(Dataset rows)
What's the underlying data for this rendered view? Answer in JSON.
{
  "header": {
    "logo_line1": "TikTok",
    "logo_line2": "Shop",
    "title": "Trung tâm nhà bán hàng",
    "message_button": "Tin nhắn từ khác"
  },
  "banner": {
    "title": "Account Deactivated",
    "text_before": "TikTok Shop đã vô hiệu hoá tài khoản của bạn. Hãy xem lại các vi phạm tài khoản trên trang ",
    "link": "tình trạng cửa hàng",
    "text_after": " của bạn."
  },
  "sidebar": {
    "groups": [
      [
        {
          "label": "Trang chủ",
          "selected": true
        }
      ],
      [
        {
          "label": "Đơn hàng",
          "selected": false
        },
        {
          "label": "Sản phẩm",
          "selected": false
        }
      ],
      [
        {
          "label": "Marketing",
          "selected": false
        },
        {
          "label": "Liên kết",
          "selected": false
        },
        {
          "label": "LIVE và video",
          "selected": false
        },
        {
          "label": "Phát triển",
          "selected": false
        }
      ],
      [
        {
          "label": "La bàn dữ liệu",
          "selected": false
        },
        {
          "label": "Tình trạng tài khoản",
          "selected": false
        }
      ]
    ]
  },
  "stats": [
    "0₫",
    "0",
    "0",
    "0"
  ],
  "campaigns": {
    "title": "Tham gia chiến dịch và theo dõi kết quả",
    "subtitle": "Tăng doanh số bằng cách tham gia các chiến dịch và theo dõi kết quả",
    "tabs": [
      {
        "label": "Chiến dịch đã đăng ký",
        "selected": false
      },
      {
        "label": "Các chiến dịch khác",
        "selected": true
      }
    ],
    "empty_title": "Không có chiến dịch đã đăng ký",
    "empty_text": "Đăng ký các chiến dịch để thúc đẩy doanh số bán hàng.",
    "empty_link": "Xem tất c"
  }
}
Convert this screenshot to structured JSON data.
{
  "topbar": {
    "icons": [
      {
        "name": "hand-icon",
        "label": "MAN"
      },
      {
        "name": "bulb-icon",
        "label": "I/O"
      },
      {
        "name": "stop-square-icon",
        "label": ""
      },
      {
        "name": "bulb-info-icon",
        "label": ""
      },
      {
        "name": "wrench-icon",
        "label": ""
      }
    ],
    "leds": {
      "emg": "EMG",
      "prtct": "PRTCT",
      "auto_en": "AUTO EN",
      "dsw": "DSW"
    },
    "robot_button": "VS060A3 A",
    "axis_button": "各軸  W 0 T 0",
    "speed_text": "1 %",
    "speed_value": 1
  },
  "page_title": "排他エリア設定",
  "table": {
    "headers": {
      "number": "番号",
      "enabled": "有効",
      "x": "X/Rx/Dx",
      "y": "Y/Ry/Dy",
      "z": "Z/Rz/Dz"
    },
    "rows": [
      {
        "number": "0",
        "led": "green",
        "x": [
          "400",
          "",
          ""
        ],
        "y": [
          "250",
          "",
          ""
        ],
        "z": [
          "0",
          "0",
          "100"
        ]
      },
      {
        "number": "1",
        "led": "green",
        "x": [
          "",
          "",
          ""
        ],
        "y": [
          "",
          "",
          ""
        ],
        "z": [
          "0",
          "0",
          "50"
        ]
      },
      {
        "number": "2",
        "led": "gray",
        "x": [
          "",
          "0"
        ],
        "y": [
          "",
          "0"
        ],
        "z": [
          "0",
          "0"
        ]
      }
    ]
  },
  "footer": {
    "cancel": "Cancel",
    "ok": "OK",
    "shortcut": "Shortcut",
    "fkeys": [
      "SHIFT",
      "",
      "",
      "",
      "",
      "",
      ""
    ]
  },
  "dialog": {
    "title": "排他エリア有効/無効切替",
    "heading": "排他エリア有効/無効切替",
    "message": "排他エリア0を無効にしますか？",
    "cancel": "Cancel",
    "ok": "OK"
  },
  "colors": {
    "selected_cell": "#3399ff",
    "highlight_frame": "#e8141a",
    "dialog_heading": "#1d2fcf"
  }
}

(WHAT THE TASK ASKS): Extract the listing in its entirety, matching it exactly.

(RESULT BELOW):
What's the underlying data for this rendered view? Answer in JSON.
{
  "header": {
    "logo_line1": "TikTok",
    "logo_line2": "Shop",
    "title": "Trung tâm nhà bán hàng",
    "message_button": "Tin nhắn từ khác"
  },
  "banner": {
    "title": "Account Deactivated",
    "text_before": "TikTok Shop đã vô hiệu hoá tài khoản của bạn. Hãy xem lại các vi phạm tài khoản trên trang ",
    "link": "tình trạng cửa hàng",
    "text_after": " của bạn."
  },
  "sidebar": {
    "groups": [
      [
        {
          "label": "Trang chủ",
          "selected": true
        }
      ],
      [
        {
          "label": "Đơn hàng",
          "selected": false
        },
        {
          "label": "Sản phẩm",
          "selected": false
        }
      ],
      [
        {
          "label": "Marketing",
          "selected": false
        },
        {
          "label": "Liên kết",
          "selected": false
        },
        {
          "label": "LIVE và video",
          "selected": false
        },
        {
          "label": "Phát triển",
          "selected": false
        }
      ],
      [
        {
          "label": "La bàn dữ liệu",
          "selected": false
        },
        {
          "label": "Tình trạng tài khoản",
          "selected": false
        }
      ]
    ]
  },
  "stats": [
    "0₫",
    "0",
    "0",
    "0"
  ],
  "campaigns": {
    "title": "Tham gia chiến dịch và theo dõi kết quả",
    "subtitle": "Tăng doanh số bằng cách tham gia các chiến dịch và theo dõi kết quả",
    "tabs": [
      {
        "label": "Chiến dịch đã đăng ký",
        "selected": false
      },
      {
        "label": "Các chiến dịch khác",
        "selected": true
      }
    ],
    "empty_title": "Không có chiến dịch đã đăng ký",
    "empty_text": "Đăng ký các chiến dịch để thúc đẩy doanh số bán hàng.",
    "empty_link": "Xem tất c"
  }
}
Convert this screenshot to structured JSON data.
{
  "topbar": {
    "icons": [
      {
        "name": "hand-icon",
        "label": "MAN"
      },
      {
        "name": "bulb-icon",
        "label": "I/O"
      },
      {
        "name": "stop-square-icon",
        "label": ""
      },
      {
        "name": "bulb-info-icon",
        "label": ""
      },
      {
        "name": "wrench-icon",
        "label": ""
      }
    ],
    "leds": {
      "emg": "EMG",
      "prtct": "PRTCT",
      "auto_en": "AUTO EN",
      "dsw": "DSW"
    },
    "robot_button": "VS060A3 A",
    "axis_button": "各軸  W 0 T 0",
    "speed_text": "1 %",
    "speed_value": 1
  },
  "page_title": "排他エリア設定",
  "table": {
    "headers": {
      "number": "番号",
      "enabled": "有効",
      "x": "X/Rx/Dx",
      "y": "Y/Ry/Dy",
      "z": "Z/Rz/Dz"
    },
    "rows": [
      {
        "number": "0",
        "led": "green",
        "x": [
          "400",
          "",
          ""
        ],
        "y": [
          "250",
          "",
          ""
        ],
        "z": [
          "0",
          "0",
          "100"
        ]
      },
      {
        "number": "1",
        "led": "green",
        "x": [
          "",
          "",
          ""
        ],
        "y": [
          "",
          "",
          ""
        ],
        "z": [
          "0",
          "0",
          "50"
        ]
      },
      {
        "number": "2",
        "led": "gray",
        "x": [
          "",
          "0"
        ],
        "y": [
          "",
          "0"
        ],
        "z": [
          "0",
          "0"
        ]
      }
    ]
  },
  "footer": {
    "cancel": "Cancel",
    "ok": "OK",
    "shortcut": "Shortcut",
    "fkeys": [
      "SHIFT",
      "",
      "",
      "",
      "",
      "",
      ""
    ]
  },
  "dialog": {
    "title": "排他エリア有効/無効切替",
    "heading": "排他エリア有効/無効切替",
    "message": "排他エリア0を無効にしますか？",
    "cancel": "Cancel",
    "ok": "OK"
  },
  "colors": {
    "selected_cell": "#3399ff",
    "highlight_frame": "#e8141a",
    "dialog_heading": "#1d2fcf"
  }
}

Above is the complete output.